* **Passage provided**
555 Timer Calculator
Calculate the frequency, period, and duty cycle of a 555 timer in astable mode from R1, R2, and capacitor values.
Also covers monostable pulse timing.
The 555 timer IC is one of the most widely used integrated circuits in electronics history, introduced by Signetics in 1972. In astable mode (free-running oscillator), it produces a continuous square wave whose frequency and duty cycle are set by two resistors and a capacitor.
The key formulas: Frequency (Hz): f = 1.44 / ((R1 + 2×R2) × C) Period (seconds): T = 1 / f = (R1 + 2×R2) × C / 1.44 High time (seconds): t_high = 0.693 × (R1 + R2) × C Low time (seconds): t_low = 0.693 × R2 × C Duty cycle (%): D = (R1 + R2) / (R1 + 2×R2) × 100
Where:
- R1, R2 = resistance in Ohms (Ω)

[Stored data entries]
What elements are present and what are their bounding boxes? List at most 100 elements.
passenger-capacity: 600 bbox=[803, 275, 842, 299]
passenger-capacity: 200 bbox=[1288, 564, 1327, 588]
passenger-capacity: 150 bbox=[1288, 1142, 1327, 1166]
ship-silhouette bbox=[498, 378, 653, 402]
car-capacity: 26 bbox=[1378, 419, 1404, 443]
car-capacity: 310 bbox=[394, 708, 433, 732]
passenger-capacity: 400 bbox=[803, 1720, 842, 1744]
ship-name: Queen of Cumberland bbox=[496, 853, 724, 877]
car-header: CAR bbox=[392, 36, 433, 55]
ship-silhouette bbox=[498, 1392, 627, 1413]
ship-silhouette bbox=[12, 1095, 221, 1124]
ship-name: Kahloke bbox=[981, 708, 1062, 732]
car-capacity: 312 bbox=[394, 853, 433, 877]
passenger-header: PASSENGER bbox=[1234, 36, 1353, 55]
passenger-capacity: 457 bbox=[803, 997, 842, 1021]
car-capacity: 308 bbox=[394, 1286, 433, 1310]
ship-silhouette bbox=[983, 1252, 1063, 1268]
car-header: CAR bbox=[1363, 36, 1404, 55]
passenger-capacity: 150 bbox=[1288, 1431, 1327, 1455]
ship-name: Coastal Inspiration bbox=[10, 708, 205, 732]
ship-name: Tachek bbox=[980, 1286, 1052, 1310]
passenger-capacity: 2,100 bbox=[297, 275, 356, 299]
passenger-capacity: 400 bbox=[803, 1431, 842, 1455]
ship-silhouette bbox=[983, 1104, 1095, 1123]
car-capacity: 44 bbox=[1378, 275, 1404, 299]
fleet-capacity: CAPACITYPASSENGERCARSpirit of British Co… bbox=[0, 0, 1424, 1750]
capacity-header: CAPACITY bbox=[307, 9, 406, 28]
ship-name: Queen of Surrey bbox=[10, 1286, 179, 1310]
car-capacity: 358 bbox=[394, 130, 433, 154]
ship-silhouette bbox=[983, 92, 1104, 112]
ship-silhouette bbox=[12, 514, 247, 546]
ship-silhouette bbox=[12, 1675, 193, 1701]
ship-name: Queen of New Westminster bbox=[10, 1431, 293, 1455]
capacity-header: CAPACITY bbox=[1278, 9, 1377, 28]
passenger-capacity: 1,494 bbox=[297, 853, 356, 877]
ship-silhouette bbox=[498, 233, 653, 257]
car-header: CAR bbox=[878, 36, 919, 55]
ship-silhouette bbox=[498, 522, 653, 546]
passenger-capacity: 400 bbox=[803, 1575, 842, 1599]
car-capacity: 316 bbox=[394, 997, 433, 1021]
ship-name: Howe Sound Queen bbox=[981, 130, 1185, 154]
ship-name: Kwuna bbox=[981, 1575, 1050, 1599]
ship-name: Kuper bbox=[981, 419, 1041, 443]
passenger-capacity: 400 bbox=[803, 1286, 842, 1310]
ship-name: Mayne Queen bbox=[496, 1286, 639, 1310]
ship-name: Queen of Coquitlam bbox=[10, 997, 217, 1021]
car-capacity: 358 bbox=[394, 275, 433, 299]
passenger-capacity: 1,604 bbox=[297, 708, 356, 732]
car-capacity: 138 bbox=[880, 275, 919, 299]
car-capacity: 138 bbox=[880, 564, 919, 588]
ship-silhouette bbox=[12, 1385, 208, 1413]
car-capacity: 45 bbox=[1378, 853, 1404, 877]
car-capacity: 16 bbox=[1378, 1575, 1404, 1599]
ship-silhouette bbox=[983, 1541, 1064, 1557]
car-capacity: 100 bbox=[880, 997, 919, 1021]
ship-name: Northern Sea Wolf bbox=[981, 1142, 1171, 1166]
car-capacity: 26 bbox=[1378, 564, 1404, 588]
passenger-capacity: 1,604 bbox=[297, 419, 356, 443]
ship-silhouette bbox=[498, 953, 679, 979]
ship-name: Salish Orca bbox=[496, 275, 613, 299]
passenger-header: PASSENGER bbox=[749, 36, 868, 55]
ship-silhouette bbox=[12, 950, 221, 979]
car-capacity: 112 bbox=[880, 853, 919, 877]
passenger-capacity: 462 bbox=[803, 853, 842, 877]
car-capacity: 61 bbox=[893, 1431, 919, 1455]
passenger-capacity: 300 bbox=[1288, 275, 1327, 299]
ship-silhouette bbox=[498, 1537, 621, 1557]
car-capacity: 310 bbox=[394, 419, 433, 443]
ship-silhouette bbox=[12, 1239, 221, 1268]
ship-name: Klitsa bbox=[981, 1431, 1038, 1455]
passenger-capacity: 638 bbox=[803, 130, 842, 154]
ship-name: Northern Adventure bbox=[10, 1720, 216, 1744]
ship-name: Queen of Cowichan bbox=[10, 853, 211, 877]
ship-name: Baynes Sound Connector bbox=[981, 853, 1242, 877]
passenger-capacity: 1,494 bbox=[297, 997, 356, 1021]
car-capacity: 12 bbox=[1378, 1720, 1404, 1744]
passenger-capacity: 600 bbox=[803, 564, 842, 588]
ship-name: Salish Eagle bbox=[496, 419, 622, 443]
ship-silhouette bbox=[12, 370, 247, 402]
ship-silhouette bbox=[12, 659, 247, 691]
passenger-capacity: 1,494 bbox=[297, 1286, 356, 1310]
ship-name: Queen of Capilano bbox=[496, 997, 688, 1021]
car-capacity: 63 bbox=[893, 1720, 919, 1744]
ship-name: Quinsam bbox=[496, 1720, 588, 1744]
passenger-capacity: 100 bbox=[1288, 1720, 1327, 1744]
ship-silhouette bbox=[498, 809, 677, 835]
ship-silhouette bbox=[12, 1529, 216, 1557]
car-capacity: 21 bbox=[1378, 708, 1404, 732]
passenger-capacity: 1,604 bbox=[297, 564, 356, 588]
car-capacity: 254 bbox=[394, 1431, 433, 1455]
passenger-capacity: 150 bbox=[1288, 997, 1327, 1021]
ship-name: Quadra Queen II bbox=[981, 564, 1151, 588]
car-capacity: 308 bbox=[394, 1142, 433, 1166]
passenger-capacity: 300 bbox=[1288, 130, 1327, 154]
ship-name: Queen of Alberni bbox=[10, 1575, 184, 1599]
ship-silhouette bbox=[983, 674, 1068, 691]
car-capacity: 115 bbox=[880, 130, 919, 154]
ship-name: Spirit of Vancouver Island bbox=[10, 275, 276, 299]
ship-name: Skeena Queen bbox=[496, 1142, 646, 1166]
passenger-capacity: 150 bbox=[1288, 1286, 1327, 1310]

* **Assignment A**
Condense the paragraph of the 555 timer text that begins "The 555 timer IC is one of" into a shorter version that keeps its main facts.
* **Assignment B**
Extend the 555 timer text, picking up after its final line.

* **Reply A**
Signetics introduced the 555 timer IC in 1972, and it is one of the most widely used ICs in electronics history. In astable (free-running oscillator) mode, it outputs a continuous square wave. Two resistors and a capacitor set the wave's frequency and duty cycle.

* **Reply B**
- C = capacitance in Farads (F)
Worked example: R1 = 10,000 Ω (10 kΩ), R2 = 47,000 Ω (47 kΩ), C = 0.1 μF (0.0000001 F)
f = 1.44 / ((10,000 + 2×47,000) × 0.0000001) = 1.44 / (104,000 × 0.0000001) = 1.44 / 0.0104 = 138.5 Hz
Duty cycle = (10,000 + 47,000) / (10,000 + 2×47,000) × 100 = 57,000 / 104,000 × 100 = 54.8%
Component value guidelines:
- R1: 1 kΩ – 1 MΩ (must not be zero — short circuit risk)
- R2: 1 kΩ – 10 MΩ
- C: 100 pF – 1000 μF (larger = lower frequency)
Frequency ranges by application:
- LED blinker: 0.5–2 Hz (C = 10–100 μF)
- Tone generator: 200–4,000 Hz (C = 10–100 nF)
- PWM motor control: 1–20 kHz (C = 1–10 nF)
- RF (not ideal for 555): above 500 kHz — use dedicated oscillator ICs
50% duty cycle trick: Place a diode across R2 (cathode toward pin 7). This makes t_high ≈ t_low ≈ 0.693 × R1 × C, achieving near-perfect 50%.